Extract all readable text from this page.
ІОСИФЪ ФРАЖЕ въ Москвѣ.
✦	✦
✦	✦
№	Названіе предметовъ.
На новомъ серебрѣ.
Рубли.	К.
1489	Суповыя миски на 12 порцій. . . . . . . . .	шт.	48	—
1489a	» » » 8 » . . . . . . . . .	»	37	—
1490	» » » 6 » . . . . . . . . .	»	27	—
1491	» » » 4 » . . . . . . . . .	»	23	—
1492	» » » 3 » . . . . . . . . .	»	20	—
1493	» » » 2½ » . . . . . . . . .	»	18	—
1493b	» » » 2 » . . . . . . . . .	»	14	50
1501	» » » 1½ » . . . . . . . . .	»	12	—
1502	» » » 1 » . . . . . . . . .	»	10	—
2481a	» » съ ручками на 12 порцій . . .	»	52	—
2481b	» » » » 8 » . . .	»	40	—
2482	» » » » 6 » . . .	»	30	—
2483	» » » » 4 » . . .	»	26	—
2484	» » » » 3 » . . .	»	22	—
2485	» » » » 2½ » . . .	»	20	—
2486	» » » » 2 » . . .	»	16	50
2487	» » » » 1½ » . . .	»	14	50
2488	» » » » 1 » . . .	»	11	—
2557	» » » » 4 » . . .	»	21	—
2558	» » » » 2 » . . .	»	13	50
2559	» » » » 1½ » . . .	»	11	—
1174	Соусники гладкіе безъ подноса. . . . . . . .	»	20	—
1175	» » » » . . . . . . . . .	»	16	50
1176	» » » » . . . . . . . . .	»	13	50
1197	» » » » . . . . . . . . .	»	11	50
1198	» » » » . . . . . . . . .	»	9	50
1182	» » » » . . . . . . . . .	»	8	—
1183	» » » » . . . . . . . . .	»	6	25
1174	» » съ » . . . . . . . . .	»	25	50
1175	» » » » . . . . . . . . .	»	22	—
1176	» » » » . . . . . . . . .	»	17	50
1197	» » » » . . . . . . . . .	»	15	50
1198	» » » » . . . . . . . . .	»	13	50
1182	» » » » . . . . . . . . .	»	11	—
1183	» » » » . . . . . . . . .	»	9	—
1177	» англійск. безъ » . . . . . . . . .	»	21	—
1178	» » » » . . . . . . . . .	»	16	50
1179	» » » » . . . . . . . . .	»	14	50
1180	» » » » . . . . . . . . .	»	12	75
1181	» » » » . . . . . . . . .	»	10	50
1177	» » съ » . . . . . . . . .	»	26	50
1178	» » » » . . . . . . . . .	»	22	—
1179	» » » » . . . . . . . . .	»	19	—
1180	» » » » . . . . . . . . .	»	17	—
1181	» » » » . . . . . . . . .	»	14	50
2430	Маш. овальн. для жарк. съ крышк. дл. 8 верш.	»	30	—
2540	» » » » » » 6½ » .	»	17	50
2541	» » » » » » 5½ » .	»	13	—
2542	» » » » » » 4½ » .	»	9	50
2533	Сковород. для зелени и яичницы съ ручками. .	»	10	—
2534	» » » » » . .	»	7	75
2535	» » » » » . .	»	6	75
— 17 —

# # # #

Gather each line from the listing above that holds "порцій".

1489	Суповыя миски на 12 порцій. . . . . . . . .	шт.	48	—
2481a	» » съ ручками на 12 порцій . . .	»	52	—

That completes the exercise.